Set problem:
Quote the records in full and leave their pictures out.

Data excerpts:
----------
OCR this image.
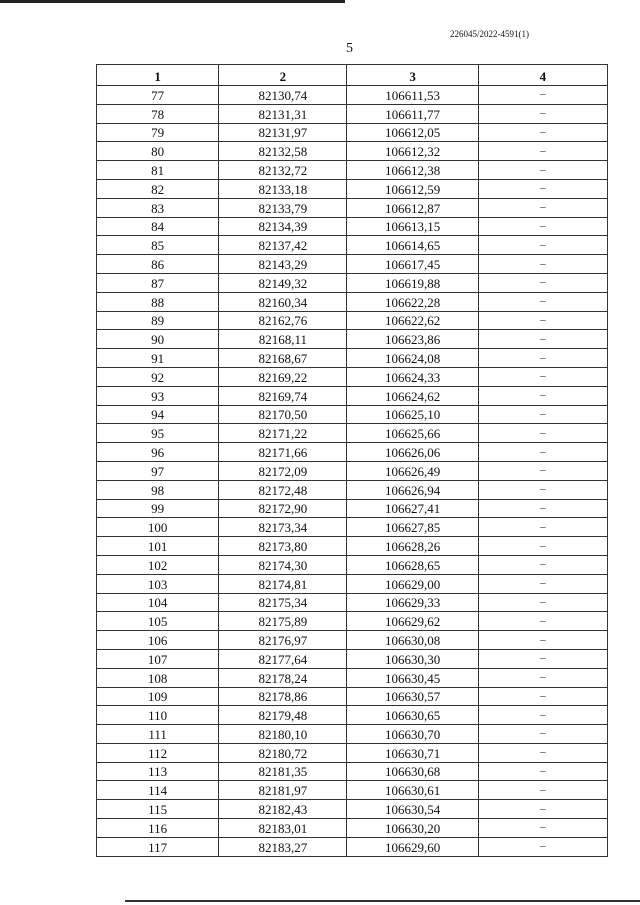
226045/2022-4591(1)
5
1	2	3	4
77	82130,74	106611,53	–
78	82131,31	106611,77	–
79	82131,97	106612,05	–
80	82132,58	106612,32	–
81	82132,72	106612,38	–
82	82133,18	106612,59	–
83	82133,79	106612,87	–
84	82134,39	106613,15	–
85	82137,42	106614,65	–
86	82143,29	106617,45	–
87	82149,32	106619,88	–
88	82160,34	106622,28	–
89	82162,76	106622,62	–
90	82168,11	106623,86	–
91	82168,67	106624,08	–
92	82169,22	106624,33	–
93	82169,74	106624,62	–
94	82170,50	106625,10	–
95	82171,22	106625,66	–
96	82171,66	106626,06	–
97	82172,09	106626,49	–
98	82172,48	106626,94	–
99	82172,90	106627,41	–
100	82173,34	106627,85	–
101	82173,80	106628,26	–
102	82174,30	106628,65	–
103	82174,81	106629,00	–
104	82175,34	106629,33	–
105	82175,89	106629,62	–
106	82176,97	106630,08	–
107	82177,64	106630,30	–
108	82178,24	106630,45	–
109	82178,86	106630,57	–
110	82179,48	106630,65	–
111	82180,10	106630,70	–
112	82180,72	106630,71	–
113	82181,35	106630,68	–
114	82181,97	106630,61	–
115	82182,43	106630,54	–
116	82183,01	106630,20	–
117	82183,27	106629,60	–
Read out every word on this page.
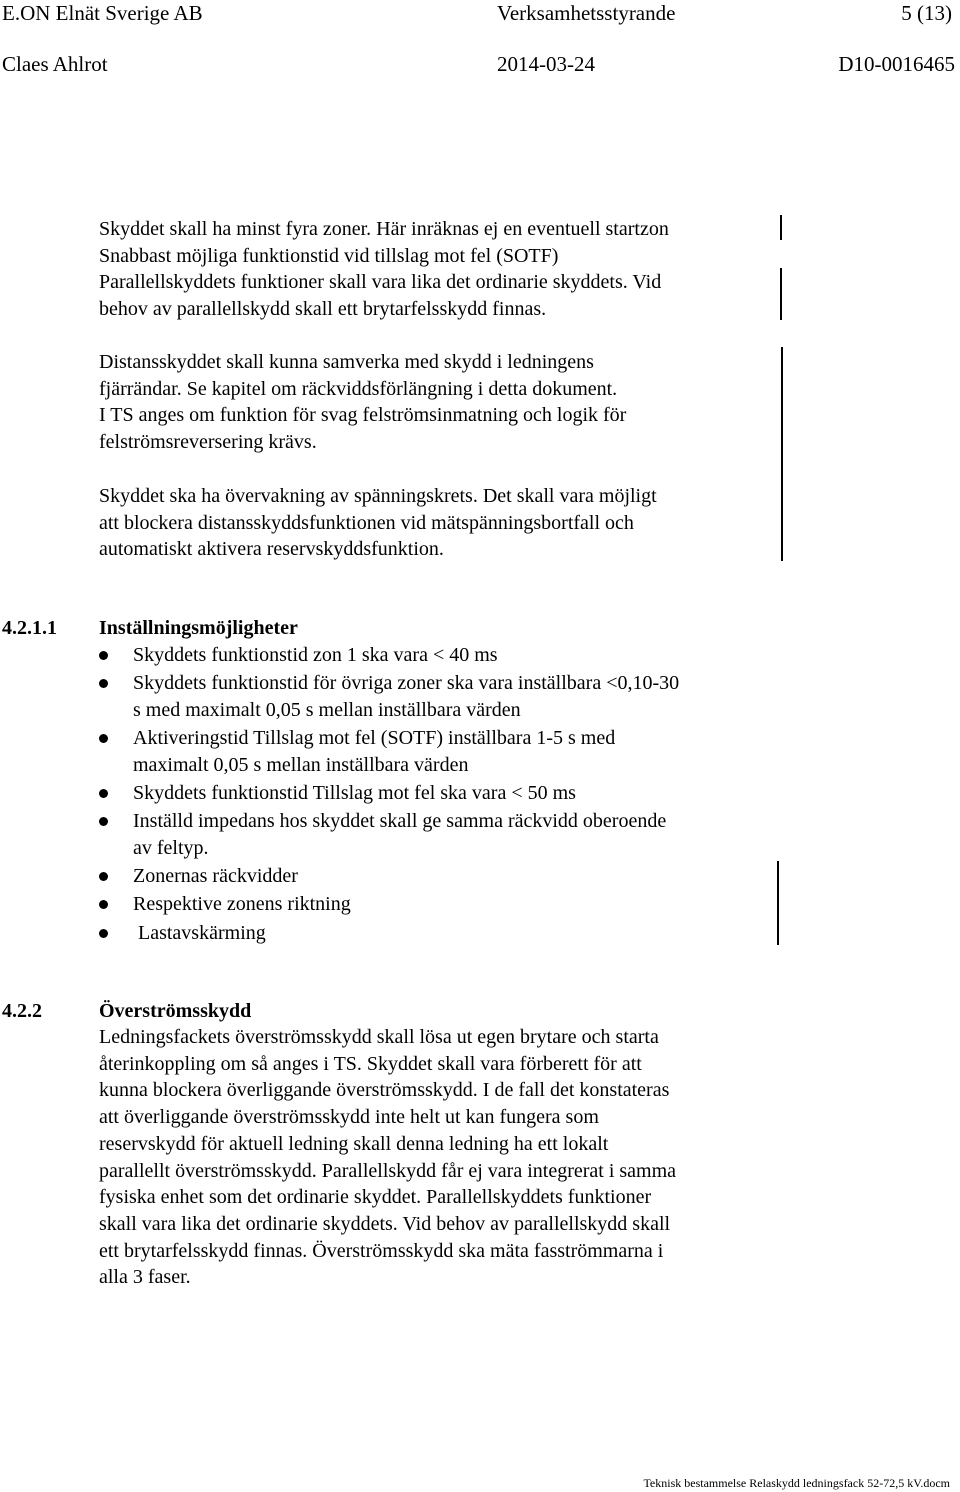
E.ON Elnät Sverige AB	Verksamhetsstyrande	5 (13)
Claes Ahlrot	2014-03-24	D10-0016465
Skyddet skall ha minst fyra zoner. Här inräknas ej en eventuell startzon
Snabbast möjliga funktionstid vid tillslag mot fel (SOTF)
Parallellskyddets funktioner skall vara lika det ordinarie skyddets. Vid
behov av parallellskydd skall ett brytarfelsskydd finnas.
Distansskyddet skall kunna samverka med skydd i ledningens
fjärrändar. Se kapitel om räckviddsförlängning i detta dokument.
I TS anges om funktion för svag felströmsinmatning och logik för
felströmsreversering krävs.
Skyddet ska ha övervakning av spänningskrets. Det skall vara möjligt
att blockera distansskyddsfunktionen vid mätspänningsbortfall och
automatiskt aktivera reservskyddsfunktion.
4.2.1.1 Inställningsmöjligheter
Skyddets funktionstid zon 1 ska vara < 40 ms
Skyddets funktionstid för övriga zoner ska vara inställbara <0,10-30
s med maximalt 0,05 s mellan inställbara värden
Aktiveringstid Tillslag mot fel (SOTF) inställbara 1-5 s med
maximalt 0,05 s mellan inställbara värden
Skyddets funktionstid Tillslag mot fel ska vara < 50 ms
Inställd impedans hos skyddet skall ge samma räckvidd oberoende
av feltyp.
Zonernas räckvidder
Respektive zonens riktning
Lastavskärming
4.2.2	Överströmsskydd
Ledningsfackets överströmsskydd skall lösa ut egen brytare och starta
återinkoppling om så anges i TS. Skyddet skall vara förberett för att
kunna blockera överliggande överströmsskydd. I de fall det konstateras
att överliggande överströmsskydd inte helt ut kan fungera som
reservskydd för aktuell ledning skall denna ledning ha ett lokalt
parallellt överströmsskydd. Parallellskydd får ej vara integrerat i samma
fysiska enhet som det ordinarie skyddet. Parallellskyddets funktioner
skall vara lika det ordinarie skyddets. Vid behov av parallellskydd skall
ett brytarfelsskydd finnas. Överströmsskydd ska mäta fasströmmarna i
alla 3 faser.
Teknisk bestammelse Relaskydd ledningsfack 52-72,5 kV.docm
----------
Task answer:
OCR this image.
226045/2022-4591(1)
5
1	2	3	4
77	82130,74	106611,53	–
78	82131,31	106611,77	–
79	82131,97	106612,05	–
80	82132,58	106612,32	–
81	82132,72	106612,38	–
82	82133,18	106612,59	–
83	82133,79	106612,87	–
84	82134,39	106613,15	–
85	82137,42	106614,65	–
86	82143,29	106617,45	–
87	82149,32	106619,88	–
88	82160,34	106622,28	–
89	82162,76	106622,62	–
90	82168,11	106623,86	–
91	82168,67	106624,08	–
92	82169,22	106624,33	–
93	82169,74	106624,62	–
94	82170,50	106625,10	–
95	82171,22	106625,66	–
96	82171,66	106626,06	–
97	82172,09	106626,49	–
98	82172,48	106626,94	–
99	82172,90	106627,41	–
100	82173,34	106627,85	–
101	82173,80	106628,26	–
102	82174,30	106628,65	–
103	82174,81	106629,00	–
104	82175,34	106629,33	–
105	82175,89	106629,62	–
106	82176,97	106630,08	–
107	82177,64	106630,30	–
108	82178,24	106630,45	–
109	82178,86	106630,57	–
110	82179,48	106630,65	–
111	82180,10	106630,70	–
112	82180,72	106630,71	–
113	82181,35	106630,68	–
114	82181,97	106630,61	–
115	82182,43	106630,54	–
116	82183,01	106630,20	–
117	82183,27	106629,60	–
Read out every word on this page.
E.ON Elnät Sverige AB	Verksamhetsstyrande	5 (13)
Claes Ahlrot	2014-03-24	D10-0016465
Skyddet skall ha minst fyra zoner. Här inräknas ej en eventuell startzon
Snabbast möjliga funktionstid vid tillslag mot fel (SOTF)
Parallellskyddets funktioner skall vara lika det ordinarie skyddets. Vid
behov av parallellskydd skall ett brytarfelsskydd finnas.
Distansskyddet skall kunna samverka med skydd i ledningens
fjärrändar. Se kapitel om räckviddsförlängning i detta dokument.
I TS anges om funktion för svag felströmsinmatning och logik för
felströmsreversering krävs.
Skyddet ska ha övervakning av spänningskrets. Det skall vara möjligt
att blockera distansskyddsfunktionen vid mätspänningsbortfall och
automatiskt aktivera reservskyddsfunktion.
4.2.1.1 Inställningsmöjligheter
Skyddets funktionstid zon 1 ska vara < 40 ms
Skyddets funktionstid för övriga zoner ska vara inställbara <0,10-30
s med maximalt 0,05 s mellan inställbara värden
Aktiveringstid Tillslag mot fel (SOTF) inställbara 1-5 s med
maximalt 0,05 s mellan inställbara värden
Skyddets funktionstid Tillslag mot fel ska vara < 50 ms
Inställd impedans hos skyddet skall ge samma räckvidd oberoende
av feltyp.
Zonernas räckvidder
Respektive zonens riktning
Lastavskärming
4.2.2	Överströmsskydd
Ledningsfackets överströmsskydd skall lösa ut egen brytare och starta
återinkoppling om så anges i TS. Skyddet skall vara förberett för att
kunna blockera överliggande överströmsskydd. I de fall det konstateras
att överliggande överströmsskydd inte helt ut kan fungera som
reservskydd för aktuell ledning skall denna ledning ha ett lokalt
parallellt överströmsskydd. Parallellskydd får ej vara integrerat i samma
fysiska enhet som det ordinarie skyddet. Parallellskyddets funktioner
skall vara lika det ordinarie skyddets. Vid behov av parallellskydd skall
ett brytarfelsskydd finnas. Överströmsskydd ska mäta fasströmmarna i
alla 3 faser.
Teknisk bestammelse Relaskydd ledningsfack 52-72,5 kV.docm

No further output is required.